> **The problem**
Extract the lines between the one containing "y-tick-label: 15 [24,104,34,114]" and the one containing "x-tick-label: 2 [113,324,118,334]", inclusive, and reproduce them without any changes.

* * *

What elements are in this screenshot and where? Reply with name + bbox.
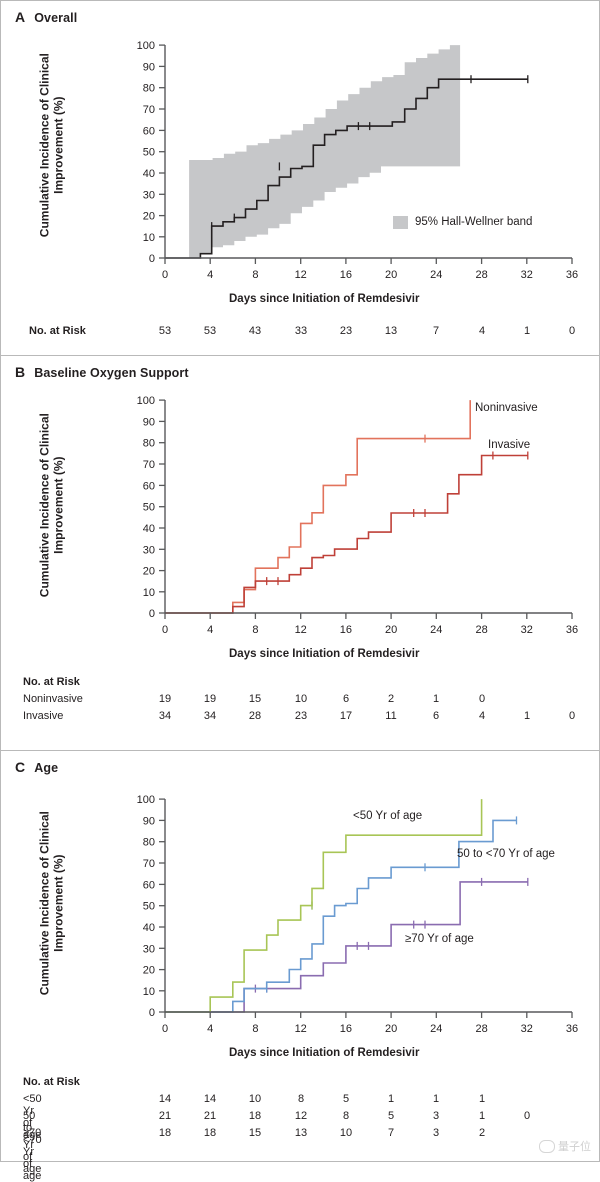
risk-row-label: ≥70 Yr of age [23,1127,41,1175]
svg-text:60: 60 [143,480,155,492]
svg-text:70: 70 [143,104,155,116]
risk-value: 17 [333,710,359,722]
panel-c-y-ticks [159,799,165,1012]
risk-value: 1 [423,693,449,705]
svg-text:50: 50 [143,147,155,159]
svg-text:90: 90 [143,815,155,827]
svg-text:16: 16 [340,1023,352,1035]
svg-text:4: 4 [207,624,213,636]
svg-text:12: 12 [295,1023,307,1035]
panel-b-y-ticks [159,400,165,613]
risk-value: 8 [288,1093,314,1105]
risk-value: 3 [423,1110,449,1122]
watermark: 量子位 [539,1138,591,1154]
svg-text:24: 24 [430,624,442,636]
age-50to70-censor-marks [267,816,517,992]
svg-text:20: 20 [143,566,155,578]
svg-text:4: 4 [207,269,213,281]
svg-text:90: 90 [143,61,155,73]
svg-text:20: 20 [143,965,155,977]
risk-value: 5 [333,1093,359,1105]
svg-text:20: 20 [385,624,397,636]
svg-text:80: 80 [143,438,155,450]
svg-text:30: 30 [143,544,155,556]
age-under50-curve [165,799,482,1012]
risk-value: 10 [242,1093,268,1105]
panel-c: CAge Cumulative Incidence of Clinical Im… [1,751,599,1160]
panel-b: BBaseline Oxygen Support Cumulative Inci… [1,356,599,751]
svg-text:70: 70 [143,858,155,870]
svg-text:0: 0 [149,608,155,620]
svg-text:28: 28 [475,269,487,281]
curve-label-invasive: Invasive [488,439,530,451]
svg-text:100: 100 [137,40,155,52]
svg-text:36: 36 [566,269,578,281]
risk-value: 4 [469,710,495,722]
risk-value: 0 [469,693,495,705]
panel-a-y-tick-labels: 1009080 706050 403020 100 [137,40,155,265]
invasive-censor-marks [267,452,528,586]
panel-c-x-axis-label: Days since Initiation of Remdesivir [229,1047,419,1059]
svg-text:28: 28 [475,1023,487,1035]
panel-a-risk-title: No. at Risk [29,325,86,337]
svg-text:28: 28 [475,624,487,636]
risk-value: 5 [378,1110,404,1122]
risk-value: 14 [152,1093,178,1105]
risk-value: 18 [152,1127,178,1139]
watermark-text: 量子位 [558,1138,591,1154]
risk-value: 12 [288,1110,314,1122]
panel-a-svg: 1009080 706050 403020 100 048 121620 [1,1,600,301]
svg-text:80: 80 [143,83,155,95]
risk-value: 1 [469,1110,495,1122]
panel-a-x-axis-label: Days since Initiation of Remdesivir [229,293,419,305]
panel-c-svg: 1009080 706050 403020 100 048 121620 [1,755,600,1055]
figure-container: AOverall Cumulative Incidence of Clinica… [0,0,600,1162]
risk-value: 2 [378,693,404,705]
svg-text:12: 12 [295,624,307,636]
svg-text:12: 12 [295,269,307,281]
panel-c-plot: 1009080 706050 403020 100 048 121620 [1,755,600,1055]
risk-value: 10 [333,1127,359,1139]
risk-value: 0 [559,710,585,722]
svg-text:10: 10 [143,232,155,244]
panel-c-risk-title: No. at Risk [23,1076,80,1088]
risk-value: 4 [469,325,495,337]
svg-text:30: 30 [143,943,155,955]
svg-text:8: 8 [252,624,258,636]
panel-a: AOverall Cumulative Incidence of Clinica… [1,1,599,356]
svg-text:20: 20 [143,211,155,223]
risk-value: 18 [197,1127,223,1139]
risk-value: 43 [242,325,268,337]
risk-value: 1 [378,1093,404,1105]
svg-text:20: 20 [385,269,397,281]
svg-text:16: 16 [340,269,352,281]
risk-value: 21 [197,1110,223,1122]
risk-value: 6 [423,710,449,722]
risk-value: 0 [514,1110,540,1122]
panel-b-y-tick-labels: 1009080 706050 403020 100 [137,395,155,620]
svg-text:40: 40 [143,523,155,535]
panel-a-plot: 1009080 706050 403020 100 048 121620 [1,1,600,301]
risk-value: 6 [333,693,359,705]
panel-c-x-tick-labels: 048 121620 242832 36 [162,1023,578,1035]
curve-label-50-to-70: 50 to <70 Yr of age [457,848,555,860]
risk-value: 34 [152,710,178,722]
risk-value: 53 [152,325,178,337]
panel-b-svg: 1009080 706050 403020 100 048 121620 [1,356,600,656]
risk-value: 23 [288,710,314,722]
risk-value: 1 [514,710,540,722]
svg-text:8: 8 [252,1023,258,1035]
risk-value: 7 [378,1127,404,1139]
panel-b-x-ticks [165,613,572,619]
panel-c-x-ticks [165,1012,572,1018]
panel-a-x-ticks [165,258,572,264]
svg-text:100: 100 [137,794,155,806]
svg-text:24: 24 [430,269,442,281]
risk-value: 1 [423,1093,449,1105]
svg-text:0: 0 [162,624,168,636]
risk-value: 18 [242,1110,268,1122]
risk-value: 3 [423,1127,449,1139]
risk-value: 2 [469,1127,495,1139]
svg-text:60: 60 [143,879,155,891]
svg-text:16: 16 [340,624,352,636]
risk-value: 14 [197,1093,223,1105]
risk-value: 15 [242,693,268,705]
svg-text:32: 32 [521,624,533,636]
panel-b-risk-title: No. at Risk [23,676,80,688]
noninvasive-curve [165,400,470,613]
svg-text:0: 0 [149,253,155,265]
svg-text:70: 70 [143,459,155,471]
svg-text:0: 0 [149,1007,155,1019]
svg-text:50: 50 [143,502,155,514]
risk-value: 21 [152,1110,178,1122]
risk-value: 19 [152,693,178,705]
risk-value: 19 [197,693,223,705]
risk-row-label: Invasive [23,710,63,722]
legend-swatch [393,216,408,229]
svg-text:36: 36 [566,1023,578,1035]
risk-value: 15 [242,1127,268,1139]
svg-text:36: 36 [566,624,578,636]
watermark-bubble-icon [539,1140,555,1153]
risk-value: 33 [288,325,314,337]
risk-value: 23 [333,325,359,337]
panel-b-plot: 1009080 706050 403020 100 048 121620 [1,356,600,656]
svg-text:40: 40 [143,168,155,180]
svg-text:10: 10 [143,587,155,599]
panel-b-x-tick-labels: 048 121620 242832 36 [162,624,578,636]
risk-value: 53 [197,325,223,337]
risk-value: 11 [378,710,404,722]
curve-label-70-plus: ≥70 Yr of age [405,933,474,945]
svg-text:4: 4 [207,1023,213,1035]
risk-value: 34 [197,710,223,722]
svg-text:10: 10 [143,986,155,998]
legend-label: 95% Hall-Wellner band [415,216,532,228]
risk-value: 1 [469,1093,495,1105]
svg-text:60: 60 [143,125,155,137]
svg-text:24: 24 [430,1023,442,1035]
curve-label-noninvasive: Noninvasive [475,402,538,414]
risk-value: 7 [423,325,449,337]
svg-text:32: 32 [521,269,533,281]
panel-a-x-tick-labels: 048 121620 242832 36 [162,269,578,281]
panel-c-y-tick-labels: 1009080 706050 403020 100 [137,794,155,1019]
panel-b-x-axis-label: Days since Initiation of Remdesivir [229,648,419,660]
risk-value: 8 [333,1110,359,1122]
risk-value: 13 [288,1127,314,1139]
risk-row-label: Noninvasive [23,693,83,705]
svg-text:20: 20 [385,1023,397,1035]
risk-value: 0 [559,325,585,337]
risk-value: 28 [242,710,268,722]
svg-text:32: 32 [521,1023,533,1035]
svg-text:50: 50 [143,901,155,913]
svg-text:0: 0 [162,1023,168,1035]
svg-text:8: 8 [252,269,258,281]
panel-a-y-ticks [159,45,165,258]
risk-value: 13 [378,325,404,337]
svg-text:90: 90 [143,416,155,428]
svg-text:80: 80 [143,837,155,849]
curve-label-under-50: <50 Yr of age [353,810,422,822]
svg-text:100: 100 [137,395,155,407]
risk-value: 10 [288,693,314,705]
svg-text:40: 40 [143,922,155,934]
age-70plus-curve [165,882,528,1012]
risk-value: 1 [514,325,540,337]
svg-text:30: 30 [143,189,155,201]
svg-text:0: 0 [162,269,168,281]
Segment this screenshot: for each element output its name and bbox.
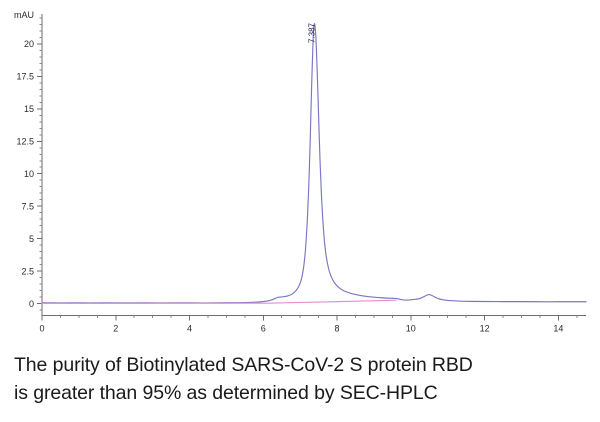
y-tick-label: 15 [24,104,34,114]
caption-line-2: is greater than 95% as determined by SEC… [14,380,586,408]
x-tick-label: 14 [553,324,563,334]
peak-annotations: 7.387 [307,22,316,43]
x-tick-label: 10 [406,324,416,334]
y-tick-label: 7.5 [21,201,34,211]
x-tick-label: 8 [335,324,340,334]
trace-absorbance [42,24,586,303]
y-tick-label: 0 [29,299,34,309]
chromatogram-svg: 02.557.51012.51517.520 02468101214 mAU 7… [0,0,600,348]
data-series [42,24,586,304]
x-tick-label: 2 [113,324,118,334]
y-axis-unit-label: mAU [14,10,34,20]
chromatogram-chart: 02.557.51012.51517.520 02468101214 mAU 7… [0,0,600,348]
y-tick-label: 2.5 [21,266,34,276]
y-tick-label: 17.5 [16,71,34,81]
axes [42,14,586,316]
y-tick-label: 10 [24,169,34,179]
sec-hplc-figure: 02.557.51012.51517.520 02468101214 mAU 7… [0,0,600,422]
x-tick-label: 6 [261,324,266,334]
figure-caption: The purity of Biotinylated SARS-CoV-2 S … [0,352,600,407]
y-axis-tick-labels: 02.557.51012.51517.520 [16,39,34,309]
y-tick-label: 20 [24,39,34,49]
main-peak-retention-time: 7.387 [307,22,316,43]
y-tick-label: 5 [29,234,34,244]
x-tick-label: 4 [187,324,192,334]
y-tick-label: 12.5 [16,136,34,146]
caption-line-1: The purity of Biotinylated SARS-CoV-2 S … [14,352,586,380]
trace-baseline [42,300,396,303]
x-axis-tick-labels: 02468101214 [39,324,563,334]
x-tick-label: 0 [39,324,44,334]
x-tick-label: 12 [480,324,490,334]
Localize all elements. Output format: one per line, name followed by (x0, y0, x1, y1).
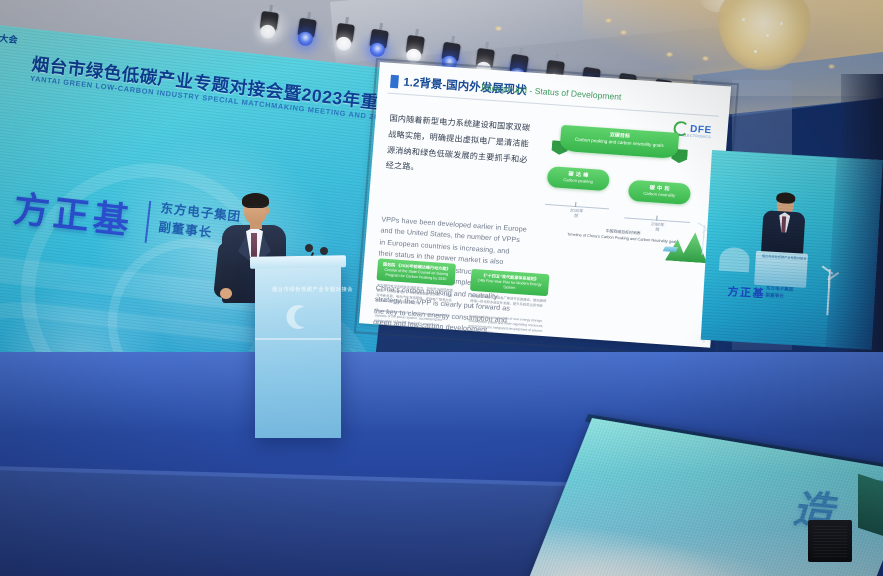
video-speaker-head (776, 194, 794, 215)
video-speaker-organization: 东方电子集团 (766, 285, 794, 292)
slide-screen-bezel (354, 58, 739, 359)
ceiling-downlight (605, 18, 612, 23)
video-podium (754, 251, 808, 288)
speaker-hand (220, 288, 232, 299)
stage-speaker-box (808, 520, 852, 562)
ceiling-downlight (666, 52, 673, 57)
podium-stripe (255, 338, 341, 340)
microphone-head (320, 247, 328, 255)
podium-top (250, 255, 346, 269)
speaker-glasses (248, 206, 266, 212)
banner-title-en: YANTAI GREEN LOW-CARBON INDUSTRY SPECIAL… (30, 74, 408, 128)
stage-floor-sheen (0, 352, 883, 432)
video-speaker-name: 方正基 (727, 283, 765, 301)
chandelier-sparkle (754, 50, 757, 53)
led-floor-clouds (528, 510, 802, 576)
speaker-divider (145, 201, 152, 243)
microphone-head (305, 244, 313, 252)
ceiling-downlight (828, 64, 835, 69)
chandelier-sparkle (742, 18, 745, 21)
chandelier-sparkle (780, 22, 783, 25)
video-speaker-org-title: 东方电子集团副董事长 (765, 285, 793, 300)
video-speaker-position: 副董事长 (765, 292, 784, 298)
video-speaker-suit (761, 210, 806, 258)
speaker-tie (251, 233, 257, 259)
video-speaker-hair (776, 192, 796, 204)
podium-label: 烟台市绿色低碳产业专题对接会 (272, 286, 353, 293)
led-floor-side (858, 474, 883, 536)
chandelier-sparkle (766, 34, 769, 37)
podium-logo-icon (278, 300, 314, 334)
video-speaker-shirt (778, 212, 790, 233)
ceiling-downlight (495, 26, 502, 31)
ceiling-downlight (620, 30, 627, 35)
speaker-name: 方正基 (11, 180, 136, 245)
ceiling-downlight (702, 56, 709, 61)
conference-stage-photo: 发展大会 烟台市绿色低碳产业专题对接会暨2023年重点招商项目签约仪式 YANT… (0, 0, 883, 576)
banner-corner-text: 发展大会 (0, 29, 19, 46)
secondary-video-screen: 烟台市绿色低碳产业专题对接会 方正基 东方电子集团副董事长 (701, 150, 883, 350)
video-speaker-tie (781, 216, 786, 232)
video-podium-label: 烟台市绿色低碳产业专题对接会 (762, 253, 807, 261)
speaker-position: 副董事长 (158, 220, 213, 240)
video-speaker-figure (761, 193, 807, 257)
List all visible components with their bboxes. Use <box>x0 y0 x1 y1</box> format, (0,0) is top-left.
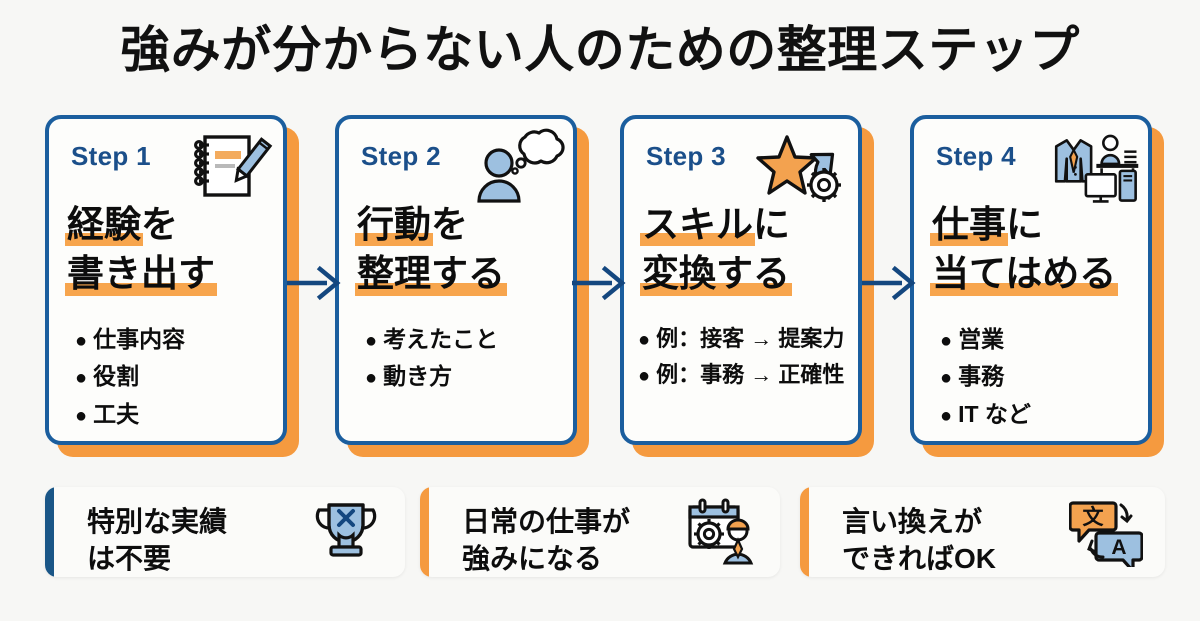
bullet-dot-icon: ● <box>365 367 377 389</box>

* * *

> **The output**
y-tick-label: 15 [24,104,34,114]
caption-line-2: is greater than 95% as determined by SEC… [14,380,586,408]
x-tick-label: 14 [553,324,563,334]
peak-annotations: 7.387 [307,22,316,43]
x-tick-label: 10 [406,324,416,334]
y-tick-label: 7.5 [21,201,34,211]
x-tick-label: 8 [335,324,340,334]
trace-absorbance [42,24,586,303]
y-tick-label: 0 [29,299,34,309]
chromatogram-svg: 02.557.51012.51517.520 02468101214 mAU 7… [0,0,600,348]
data-series [42,24,586,304]
x-tick-label: 2 [113,324,118,334]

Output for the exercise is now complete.